> **Aim of the exercise**
Copy every entry exactly.

— Start of Task inputs —

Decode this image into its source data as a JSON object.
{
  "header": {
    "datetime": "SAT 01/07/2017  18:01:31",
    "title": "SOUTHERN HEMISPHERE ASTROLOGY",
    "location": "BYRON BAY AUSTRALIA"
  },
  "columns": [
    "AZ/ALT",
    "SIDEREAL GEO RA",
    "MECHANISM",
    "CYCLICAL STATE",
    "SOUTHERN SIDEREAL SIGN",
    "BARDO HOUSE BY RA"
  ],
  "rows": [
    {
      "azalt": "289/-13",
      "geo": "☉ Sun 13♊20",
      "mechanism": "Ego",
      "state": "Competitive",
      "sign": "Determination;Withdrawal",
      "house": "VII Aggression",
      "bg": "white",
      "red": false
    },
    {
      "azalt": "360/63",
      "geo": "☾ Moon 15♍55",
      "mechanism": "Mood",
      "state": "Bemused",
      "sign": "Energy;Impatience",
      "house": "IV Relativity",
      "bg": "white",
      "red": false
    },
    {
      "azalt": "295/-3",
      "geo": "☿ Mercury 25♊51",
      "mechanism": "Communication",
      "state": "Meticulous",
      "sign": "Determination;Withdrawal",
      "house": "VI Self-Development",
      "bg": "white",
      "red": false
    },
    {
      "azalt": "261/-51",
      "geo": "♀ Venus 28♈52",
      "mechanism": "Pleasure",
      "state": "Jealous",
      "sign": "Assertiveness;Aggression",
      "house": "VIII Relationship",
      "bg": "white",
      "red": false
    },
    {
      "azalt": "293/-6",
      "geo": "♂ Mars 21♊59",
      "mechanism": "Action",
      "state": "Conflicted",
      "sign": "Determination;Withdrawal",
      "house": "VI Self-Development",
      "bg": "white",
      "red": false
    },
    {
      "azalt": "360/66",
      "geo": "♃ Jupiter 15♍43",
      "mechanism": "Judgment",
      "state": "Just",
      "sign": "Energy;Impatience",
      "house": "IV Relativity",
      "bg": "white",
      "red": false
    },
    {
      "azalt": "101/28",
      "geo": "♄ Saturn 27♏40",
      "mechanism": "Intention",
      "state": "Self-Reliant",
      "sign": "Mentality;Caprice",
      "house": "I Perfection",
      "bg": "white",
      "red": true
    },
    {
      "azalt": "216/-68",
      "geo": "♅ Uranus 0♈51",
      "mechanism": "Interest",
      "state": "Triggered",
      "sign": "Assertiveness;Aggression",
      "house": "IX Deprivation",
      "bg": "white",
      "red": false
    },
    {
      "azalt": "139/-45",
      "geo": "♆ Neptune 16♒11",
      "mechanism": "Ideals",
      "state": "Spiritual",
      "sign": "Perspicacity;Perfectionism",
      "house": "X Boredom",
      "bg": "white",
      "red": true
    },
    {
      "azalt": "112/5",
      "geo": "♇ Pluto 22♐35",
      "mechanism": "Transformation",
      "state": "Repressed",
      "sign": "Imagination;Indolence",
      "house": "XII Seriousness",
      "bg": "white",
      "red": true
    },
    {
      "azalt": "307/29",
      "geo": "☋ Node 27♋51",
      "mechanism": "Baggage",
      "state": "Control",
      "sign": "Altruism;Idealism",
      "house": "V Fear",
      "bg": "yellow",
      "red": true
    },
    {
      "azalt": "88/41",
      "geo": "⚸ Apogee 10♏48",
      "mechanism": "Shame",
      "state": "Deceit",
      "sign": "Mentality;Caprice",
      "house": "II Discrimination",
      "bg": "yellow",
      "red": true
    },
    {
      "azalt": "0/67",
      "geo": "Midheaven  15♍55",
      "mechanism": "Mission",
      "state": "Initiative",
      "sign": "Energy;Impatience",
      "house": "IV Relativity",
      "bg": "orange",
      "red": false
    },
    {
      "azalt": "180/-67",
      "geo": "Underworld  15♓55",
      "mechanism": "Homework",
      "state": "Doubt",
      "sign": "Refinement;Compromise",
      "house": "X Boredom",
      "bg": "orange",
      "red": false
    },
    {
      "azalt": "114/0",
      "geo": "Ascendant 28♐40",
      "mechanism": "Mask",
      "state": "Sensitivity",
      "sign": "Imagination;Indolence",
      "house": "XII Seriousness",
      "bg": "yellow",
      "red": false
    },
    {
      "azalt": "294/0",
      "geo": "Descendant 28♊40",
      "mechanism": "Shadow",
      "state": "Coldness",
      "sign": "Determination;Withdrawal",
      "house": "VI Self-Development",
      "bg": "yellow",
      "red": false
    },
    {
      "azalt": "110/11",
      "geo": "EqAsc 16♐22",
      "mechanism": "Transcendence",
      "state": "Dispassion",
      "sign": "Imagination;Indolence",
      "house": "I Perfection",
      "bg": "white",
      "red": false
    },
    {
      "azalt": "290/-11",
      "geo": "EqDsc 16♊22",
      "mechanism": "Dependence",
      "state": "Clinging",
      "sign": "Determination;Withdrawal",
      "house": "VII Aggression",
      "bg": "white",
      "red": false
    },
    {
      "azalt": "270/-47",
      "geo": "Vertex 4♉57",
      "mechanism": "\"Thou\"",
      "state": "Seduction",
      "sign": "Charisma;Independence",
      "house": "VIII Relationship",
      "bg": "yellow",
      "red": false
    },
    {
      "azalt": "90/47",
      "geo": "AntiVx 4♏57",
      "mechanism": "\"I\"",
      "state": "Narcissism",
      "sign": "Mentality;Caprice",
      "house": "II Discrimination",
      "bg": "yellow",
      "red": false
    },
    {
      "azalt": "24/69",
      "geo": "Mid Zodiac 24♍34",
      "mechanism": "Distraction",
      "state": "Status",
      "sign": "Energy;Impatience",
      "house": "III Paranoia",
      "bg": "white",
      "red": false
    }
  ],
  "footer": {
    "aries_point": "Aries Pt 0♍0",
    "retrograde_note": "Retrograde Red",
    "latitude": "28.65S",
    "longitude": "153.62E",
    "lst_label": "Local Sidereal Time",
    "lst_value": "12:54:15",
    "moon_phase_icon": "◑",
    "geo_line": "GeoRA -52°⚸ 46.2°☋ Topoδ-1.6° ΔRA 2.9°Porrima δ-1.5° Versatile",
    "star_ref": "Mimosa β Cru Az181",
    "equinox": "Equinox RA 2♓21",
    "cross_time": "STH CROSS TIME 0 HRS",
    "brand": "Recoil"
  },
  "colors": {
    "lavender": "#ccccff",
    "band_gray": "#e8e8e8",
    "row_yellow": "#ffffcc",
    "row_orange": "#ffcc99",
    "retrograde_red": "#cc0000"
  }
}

— End of Task inputs —

> **Output**
Decode this image into its source data as a JSON object.
{
  "header": {
    "datetime": "SAT 01/07/2017  18:01:31",
    "title": "SOUTHERN HEMISPHERE ASTROLOGY",
    "location": "BYRON BAY AUSTRALIA"
  },
  "columns": [
    "AZ/ALT",
    "SIDEREAL GEO RA",
    "MECHANISM",
    "CYCLICAL STATE",
    "SOUTHERN SIDEREAL SIGN",
    "BARDO HOUSE BY RA"
  ],
  "rows": [
    {
      "azalt": "289/-13",
      "geo": "☉ Sun 13♊20",
      "mechanism": "Ego",
      "state": "Competitive",
      "sign": "Determination;Withdrawal",
      "house": "VII Aggression",
      "bg": "white",
      "red": false
    },
    {
      "azalt": "360/63",
      "geo": "☾ Moon 15♍55",
      "mechanism": "Mood",
      "state": "Bemused",
      "sign": "Energy;Impatience",
      "house": "IV Relativity",
      "bg": "white",
      "red": false
    },
    {
      "azalt": "295/-3",
      "geo": "☿ Mercury 25♊51",
      "mechanism": "Communication",
      "state": "Meticulous",
      "sign": "Determination;Withdrawal",
      "house": "VI Self-Development",
      "bg": "white",
      "red": false
    },
    {
      "azalt": "261/-51",
      "geo": "♀ Venus 28♈52",
      "mechanism": "Pleasure",
      "state": "Jealous",
      "sign": "Assertiveness;Aggression",
      "house": "VIII Relationship",
      "bg": "white",
      "red": false
    },
    {
      "azalt": "293/-6",
      "geo": "♂ Mars 21♊59",
      "mechanism": "Action",
      "state": "Conflicted",
      "sign": "Determination;Withdrawal",
      "house": "VI Self-Development",
      "bg": "white",
      "red": false
    },
    {
      "azalt": "360/66",
      "geo": "♃ Jupiter 15♍43",
      "mechanism": "Judgment",
      "state": "Just",
      "sign": "Energy;Impatience",
      "house": "IV Relativity",
      "bg": "white",
      "red": false
    },
    {
      "azalt": "101/28",
      "geo": "♄ Saturn 27♏40",
      "mechanism": "Intention",
      "state": "Self-Reliant",
      "sign": "Mentality;Caprice",
      "house": "I Perfection",
      "bg": "white",
      "red": true
    },
    {
      "azalt": "216/-68",
      "geo": "♅ Uranus 0♈51",
      "mechanism": "Interest",
      "state": "Triggered",
      "sign": "Assertiveness;Aggression",
      "house": "IX Deprivation",
      "bg": "white",
      "red": false
    },
    {
      "azalt": "139/-45",
      "geo": "♆ Neptune 16♒11",
      "mechanism": "Ideals",
      "state": "Spiritual",
      "sign": "Perspicacity;Perfectionism",
      "house": "X Boredom",
      "bg": "white",
      "red": true
    },
    {
      "azalt": "112/5",
      "geo": "♇ Pluto 22♐35",
      "mechanism": "Transformation",
      "state": "Repressed",
      "sign": "Imagination;Indolence",
      "house": "XII Seriousness",
      "bg": "white",
      "red": true
    },
    {
      "azalt": "307/29",
      "geo": "☋ Node 27♋51",
      "mechanism": "Baggage",
      "state": "Control",
      "sign": "Altruism;Idealism",
      "house": "V Fear",
      "bg": "yellow",
      "red": true
    },
    {
      "azalt": "88/41",
      "geo": "⚸ Apogee 10♏48",
      "mechanism": "Shame",
      "state": "Deceit",
      "sign": "Mentality;Caprice",
      "house": "II Discrimination",
      "bg": "yellow",
      "red": true
    },
    {
      "azalt": "0/67",
      "geo": "Midheaven  15♍55",
      "mechanism": "Mission",
      "state": "Initiative",
      "sign": "Energy;Impatience",
      "house": "IV Relativity",
      "bg": "orange",
      "red": false
    },
    {
      "azalt": "180/-67",
      "geo": "Underworld  15♓55",
      "mechanism": "Homework",
      "state": "Doubt",
      "sign": "Refinement;Compromise",
      "house": "X Boredom",
      "bg": "orange",
      "red": false
    },
    {
      "azalt": "114/0",
      "geo": "Ascendant 28♐40",
      "mechanism": "Mask",
      "state": "Sensitivity",
      "sign": "Imagination;Indolence",
      "house": "XII Seriousness",
      "bg": "yellow",
      "red": false
    },
    {
      "azalt": "294/0",
      "geo": "Descendant 28♊40",
      "mechanism": "Shadow",
      "state": "Coldness",
      "sign": "Determination;Withdrawal",
      "house": "VI Self-Development",
      "bg": "yellow",
      "red": false
    },
    {
      "azalt": "110/11",
      "geo": "EqAsc 16♐22",
      "mechanism": "Transcendence",
      "state": "Dispassion",
      "sign": "Imagination;Indolence",
      "house": "I Perfection",
      "bg": "white",
      "red": false
    },
    {
      "azalt": "290/-11",
      "geo": "EqDsc 16♊22",
      "mechanism": "Dependence",
      "state": "Clinging",
      "sign": "Determination;Withdrawal",
      "house": "VII Aggression",
      "bg": "white",
      "red": false
    },
    {
      "azalt": "270/-47",
      "geo": "Vertex 4♉57",
      "mechanism": "\"Thou\"",
      "state": "Seduction",
      "sign": "Charisma;Independence",
      "house": "VIII Relationship",
      "bg": "yellow",
      "red": false
    },
    {
      "azalt": "90/47",
      "geo": "AntiVx 4♏57",
      "mechanism": "\"I\"",
      "state": "Narcissism",
      "sign": "Mentality;Caprice",
      "house": "II Discrimination",
      "bg": "yellow",
      "red": false
    },
    {
      "azalt": "24/69",
      "geo": "Mid Zodiac 24♍34",
      "mechanism": "Distraction",
      "state": "Status",
      "sign": "Energy;Impatience",
      "house": "III Paranoia",
      "bg": "white",
      "red": false
    }
  ],
  "footer": {
    "aries_point": "Aries Pt 0♍0",
    "retrograde_note": "Retrograde Red",
    "latitude": "28.65S",
    "longitude": "153.62E",
    "lst_label": "Local Sidereal Time",
    "lst_value": "12:54:15",
    "moon_phase_icon": "◑",
    "geo_line": "GeoRA -52°⚸ 46.2°☋ Topoδ-1.6° ΔRA 2.9°Porrima δ-1.5° Versatile",
    "star_ref": "Mimosa β Cru Az181",
    "equinox": "Equinox RA 2♓21",
    "cross_time": "STH CROSS TIME 0 HRS",
    "brand": "Recoil"
  },
  "colors": {
    "lavender": "#ccccff",
    "band_gray": "#e8e8e8",
    "row_yellow": "#ffffcc",
    "row_orange": "#ffcc99",
    "retrograde_red": "#cc0000"
  }
}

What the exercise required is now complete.